Mr. Miller is the manager of LIMFAM LLC (“LIMFAM LLC”), a Delaware limited liability company. All of the shares of Common Stock Mr. Miller is deemed to beneficially own as the manager for LIMFAM LLC were purchased with funds generated and held by LIMFAM LLC. The aggregate purchase price for the shares of Common Stock Mr. Miller is deemed to beneficially own as manager of LIMFAM LLC was approximately $428,715.00.

 

Milfam LLC is the manager of AMIL of Ohio, LLC (“AMIL”), an Ohio limited liability company established pursuant to the Operating Agreement of AMIL of Ohio, LLC, effective as of May 14, 2010. All of the Shares Mr. Miller is deemed to beneficially own as Manager of Milfam LLC, which is the manager of AMIL, were purchased with money generated and held by AMIL. The aggregate purchase price for the shares of Common Stock purchased by AMIL was approximately $73,223.00.

(DATA LINES)
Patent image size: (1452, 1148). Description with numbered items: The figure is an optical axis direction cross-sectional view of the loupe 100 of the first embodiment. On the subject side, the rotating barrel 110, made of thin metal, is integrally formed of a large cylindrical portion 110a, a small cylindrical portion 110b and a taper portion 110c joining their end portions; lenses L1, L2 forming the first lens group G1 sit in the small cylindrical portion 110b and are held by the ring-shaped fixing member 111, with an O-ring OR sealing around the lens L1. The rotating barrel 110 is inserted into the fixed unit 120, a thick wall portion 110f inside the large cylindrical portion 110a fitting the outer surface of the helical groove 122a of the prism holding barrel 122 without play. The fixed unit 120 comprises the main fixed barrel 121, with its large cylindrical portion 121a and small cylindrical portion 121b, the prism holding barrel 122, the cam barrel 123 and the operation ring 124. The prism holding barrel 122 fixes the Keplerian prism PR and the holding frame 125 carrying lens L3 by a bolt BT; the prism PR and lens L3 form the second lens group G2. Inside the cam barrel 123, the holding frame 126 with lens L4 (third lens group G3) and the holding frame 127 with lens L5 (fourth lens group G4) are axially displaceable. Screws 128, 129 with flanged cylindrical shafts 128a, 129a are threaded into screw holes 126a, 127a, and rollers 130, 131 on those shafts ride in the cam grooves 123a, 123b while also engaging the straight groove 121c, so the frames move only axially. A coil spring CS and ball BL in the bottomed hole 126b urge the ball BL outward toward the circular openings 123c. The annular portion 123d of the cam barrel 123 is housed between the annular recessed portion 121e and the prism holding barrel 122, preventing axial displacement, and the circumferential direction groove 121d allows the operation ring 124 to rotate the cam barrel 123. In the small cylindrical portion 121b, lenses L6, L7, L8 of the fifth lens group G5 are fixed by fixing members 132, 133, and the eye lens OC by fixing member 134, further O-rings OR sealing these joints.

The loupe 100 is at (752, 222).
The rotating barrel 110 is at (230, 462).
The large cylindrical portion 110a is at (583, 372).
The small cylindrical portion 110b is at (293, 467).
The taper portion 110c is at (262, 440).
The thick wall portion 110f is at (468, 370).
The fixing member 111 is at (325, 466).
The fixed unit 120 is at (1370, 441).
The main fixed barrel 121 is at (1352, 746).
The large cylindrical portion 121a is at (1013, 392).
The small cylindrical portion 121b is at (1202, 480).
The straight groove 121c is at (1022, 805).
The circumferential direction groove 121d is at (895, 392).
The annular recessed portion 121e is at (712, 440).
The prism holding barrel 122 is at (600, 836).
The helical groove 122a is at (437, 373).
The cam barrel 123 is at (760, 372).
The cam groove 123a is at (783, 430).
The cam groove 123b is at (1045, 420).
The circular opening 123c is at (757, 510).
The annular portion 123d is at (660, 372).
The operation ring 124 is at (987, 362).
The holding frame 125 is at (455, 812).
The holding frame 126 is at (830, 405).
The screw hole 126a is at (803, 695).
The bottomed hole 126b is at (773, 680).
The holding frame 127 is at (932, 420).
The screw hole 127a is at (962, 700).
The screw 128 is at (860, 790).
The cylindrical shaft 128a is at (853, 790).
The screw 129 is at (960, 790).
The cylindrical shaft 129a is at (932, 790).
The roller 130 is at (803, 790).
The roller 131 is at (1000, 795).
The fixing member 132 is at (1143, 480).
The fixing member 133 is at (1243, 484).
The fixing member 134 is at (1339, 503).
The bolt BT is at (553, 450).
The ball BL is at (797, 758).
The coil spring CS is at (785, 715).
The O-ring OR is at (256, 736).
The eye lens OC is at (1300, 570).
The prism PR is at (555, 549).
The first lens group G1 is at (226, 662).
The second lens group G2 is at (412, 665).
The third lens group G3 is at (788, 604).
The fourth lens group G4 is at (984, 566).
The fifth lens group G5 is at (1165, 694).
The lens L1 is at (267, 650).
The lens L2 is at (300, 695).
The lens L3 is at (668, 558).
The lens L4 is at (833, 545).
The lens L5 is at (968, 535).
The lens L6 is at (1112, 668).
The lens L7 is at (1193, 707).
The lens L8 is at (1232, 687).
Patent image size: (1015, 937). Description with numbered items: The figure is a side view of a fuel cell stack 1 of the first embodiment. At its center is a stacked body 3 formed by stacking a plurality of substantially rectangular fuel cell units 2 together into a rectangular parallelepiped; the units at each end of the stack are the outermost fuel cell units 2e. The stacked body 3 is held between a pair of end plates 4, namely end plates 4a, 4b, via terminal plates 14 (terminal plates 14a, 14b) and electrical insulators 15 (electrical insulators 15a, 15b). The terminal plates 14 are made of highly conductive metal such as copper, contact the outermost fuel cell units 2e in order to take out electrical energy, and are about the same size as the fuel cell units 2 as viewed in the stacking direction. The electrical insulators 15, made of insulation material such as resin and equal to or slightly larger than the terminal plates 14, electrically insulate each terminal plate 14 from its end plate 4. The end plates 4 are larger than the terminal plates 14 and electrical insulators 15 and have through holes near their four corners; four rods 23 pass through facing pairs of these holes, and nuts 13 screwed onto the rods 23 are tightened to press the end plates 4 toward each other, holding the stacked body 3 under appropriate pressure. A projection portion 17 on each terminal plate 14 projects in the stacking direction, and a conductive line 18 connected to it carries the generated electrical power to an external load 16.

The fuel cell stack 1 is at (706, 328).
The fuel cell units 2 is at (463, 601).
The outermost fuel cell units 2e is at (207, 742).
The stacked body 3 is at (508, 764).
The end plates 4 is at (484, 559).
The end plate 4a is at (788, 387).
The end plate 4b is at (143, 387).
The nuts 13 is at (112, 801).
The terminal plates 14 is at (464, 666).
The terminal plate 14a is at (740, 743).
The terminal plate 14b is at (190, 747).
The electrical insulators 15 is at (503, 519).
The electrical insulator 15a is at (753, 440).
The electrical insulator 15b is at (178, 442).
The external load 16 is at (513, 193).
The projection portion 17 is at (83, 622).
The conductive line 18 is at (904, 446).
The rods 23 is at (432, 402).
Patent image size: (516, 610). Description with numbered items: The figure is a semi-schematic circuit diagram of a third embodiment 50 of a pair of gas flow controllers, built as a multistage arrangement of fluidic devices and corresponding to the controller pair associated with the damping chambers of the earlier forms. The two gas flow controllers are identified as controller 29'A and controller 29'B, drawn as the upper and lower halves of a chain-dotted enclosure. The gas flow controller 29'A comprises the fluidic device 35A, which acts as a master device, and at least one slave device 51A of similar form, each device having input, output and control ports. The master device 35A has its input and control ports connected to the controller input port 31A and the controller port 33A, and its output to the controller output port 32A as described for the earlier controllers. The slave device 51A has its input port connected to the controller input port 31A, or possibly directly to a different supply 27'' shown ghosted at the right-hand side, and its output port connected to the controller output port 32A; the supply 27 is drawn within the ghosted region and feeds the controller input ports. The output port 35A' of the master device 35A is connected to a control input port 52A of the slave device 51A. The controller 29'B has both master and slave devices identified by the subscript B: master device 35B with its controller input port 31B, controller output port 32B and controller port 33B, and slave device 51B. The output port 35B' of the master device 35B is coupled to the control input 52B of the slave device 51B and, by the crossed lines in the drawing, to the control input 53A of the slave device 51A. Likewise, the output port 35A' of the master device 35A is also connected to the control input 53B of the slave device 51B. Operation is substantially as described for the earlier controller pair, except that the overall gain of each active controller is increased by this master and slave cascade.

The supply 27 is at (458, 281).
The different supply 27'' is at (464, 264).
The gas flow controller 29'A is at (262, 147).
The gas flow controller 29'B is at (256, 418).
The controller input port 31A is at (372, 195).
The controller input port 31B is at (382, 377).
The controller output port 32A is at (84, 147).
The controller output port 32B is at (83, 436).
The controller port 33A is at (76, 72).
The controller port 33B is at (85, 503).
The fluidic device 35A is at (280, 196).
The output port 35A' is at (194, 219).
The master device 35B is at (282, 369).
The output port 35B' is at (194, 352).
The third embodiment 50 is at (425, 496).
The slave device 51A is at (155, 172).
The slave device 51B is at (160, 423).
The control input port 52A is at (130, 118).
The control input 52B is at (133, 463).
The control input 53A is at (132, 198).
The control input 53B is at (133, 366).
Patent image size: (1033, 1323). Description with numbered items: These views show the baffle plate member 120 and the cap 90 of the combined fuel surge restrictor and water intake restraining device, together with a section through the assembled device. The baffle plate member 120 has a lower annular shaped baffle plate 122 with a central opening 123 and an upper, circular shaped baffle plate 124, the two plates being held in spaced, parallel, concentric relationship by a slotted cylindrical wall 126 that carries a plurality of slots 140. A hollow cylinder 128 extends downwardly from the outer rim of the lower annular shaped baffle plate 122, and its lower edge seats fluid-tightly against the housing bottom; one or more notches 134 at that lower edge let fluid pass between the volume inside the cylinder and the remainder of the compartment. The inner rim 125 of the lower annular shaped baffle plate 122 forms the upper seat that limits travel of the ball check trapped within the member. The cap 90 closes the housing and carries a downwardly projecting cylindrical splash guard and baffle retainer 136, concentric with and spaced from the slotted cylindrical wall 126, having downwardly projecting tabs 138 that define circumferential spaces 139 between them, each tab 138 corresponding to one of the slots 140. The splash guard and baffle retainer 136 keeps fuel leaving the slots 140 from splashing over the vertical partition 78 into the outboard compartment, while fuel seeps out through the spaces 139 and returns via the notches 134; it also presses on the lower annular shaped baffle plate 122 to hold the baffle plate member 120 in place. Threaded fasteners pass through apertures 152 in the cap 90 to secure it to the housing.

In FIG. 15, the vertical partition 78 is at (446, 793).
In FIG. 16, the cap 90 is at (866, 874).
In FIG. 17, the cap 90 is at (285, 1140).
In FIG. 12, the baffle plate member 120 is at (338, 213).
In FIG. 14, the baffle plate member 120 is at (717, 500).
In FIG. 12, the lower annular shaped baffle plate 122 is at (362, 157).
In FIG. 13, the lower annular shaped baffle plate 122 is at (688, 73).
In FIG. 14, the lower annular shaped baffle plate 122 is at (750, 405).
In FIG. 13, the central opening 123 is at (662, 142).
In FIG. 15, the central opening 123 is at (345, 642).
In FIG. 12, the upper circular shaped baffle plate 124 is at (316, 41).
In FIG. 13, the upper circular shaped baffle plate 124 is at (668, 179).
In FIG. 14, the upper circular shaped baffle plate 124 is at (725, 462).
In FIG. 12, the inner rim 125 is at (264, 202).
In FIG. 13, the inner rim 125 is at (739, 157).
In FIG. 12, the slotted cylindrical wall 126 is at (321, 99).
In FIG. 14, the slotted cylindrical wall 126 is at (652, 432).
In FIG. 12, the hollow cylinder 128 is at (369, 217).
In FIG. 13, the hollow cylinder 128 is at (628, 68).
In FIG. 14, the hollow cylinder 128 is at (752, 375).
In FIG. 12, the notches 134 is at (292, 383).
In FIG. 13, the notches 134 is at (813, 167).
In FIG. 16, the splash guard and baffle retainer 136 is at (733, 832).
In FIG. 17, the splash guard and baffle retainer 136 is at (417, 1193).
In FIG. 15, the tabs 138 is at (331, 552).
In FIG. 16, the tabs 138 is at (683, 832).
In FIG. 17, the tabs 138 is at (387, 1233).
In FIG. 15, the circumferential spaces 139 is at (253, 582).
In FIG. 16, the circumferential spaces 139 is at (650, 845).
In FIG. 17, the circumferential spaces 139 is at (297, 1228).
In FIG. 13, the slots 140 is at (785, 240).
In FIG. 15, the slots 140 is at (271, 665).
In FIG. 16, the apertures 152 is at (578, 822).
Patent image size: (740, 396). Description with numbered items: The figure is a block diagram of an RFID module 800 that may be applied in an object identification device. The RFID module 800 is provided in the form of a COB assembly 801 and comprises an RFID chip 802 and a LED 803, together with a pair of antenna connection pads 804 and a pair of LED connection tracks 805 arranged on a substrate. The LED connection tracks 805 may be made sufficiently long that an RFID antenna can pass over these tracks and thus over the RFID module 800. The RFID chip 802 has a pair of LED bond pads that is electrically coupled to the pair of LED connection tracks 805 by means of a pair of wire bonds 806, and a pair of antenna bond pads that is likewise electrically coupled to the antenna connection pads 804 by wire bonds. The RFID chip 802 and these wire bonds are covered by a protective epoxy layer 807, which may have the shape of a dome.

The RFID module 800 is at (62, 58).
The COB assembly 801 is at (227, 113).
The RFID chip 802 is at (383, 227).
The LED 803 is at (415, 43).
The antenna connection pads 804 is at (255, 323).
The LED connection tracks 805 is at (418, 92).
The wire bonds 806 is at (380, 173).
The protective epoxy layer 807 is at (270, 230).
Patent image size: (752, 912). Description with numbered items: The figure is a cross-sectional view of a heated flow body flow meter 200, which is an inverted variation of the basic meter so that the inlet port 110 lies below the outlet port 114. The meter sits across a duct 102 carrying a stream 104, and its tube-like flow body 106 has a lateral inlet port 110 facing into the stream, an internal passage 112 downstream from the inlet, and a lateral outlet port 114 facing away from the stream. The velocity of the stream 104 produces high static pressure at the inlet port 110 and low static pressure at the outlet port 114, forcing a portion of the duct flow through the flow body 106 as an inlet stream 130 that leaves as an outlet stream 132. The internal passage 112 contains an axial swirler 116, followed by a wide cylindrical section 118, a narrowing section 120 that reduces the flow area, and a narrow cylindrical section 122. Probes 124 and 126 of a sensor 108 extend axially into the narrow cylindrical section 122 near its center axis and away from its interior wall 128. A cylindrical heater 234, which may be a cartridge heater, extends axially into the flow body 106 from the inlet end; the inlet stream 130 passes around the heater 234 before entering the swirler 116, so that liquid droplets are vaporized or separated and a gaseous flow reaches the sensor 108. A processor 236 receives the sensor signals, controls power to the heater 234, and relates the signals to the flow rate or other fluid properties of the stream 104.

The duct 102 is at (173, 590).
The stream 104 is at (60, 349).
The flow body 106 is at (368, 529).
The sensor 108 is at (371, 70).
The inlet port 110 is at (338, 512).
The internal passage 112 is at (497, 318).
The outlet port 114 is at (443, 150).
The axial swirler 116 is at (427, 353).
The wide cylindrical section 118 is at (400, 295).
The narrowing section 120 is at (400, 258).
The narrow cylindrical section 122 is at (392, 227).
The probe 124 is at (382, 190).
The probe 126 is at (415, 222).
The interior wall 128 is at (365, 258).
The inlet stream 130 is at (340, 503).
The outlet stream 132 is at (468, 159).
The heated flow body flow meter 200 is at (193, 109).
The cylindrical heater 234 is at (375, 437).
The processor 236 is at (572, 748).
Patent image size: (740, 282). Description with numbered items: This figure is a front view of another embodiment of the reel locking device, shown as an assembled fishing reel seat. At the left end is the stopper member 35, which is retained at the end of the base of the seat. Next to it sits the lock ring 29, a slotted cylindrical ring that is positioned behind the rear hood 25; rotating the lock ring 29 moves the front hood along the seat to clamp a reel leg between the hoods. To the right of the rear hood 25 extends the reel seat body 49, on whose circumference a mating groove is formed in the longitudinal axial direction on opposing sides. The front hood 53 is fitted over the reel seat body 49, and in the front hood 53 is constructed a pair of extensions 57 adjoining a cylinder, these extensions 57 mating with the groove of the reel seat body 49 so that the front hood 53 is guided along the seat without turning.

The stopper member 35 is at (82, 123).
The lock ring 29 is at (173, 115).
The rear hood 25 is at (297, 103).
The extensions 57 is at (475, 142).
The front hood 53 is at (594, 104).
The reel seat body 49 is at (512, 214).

(PROBLEMS AND TASKS)
• A. Please answer these questions about the stock ownership passage:
(i) Under which state's law is LIMFAM LLC organized?
(ii) What was the approximate aggregate purchase price for the shares of Common Stock Mr. Miller is deemed to beneficially own as manager of LIMFAM LLC?
(iii) As of what date is the Operating Agreement of AMIL of Ohio, LLC effective?
• B. Write the next part of the stock ownership passage, starting after its final sentence.

(RESULTS OF THE TASKS)
• A.
(i) Delaware
(ii) About $428,715.00
(iii) May 14, 2010

• B.
 

Mr. Miller is the authorized agent of a certain brokerage account for the benefit of Lloyd I. Miller, IV (the “Lloyd IV Brokerage Account”). All of the Shares held by Lloyd IV Brokerage Account were purchased with funds generated and held by Lloyd IV Brokerage Account. The aggregate purchase price for the shares of Common Stock purchased by the Lloyd IV Brokerage Account was approximately $9,650.00.

 

Mr. Miller is the authorized agent of a certain brokerage account for the benefit of Alexandra B. Miller (the “Alexandra Brokerage Account”). All of the Shares held by Alexandra Brokerage Account were purchased with funds generated and held by Alexandra Brokerage Account. The aggregate purchase price for the shares of Common Stock purchased by the Alexandra Brokerage Account was approximately $28,305.00

 

Mr. Miller is the settlor of an individual retirement trust account (the “IRA”). All of the Shares held by the IRA were purchased with personal funds generated and contributed to the IRA by Mr. Miller. The aggregate purchase price for the shares of Common Stock purchased by the IRA was approximately $1,092.00.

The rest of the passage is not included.